WHAT THIS TASK INVOLVES = Repeat the full listing, word for word.

RECORD EXCERPTS =
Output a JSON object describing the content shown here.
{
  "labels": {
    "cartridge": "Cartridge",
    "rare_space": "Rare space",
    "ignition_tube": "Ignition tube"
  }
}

EXERCISE RESPONSE =
Output a JSON object describing the content shown here.
{
  "labels": {
    "cartridge": "Cartridge",
    "rare_space": "Rare space",
    "ignition_tube": "Ignition tube"
  }
}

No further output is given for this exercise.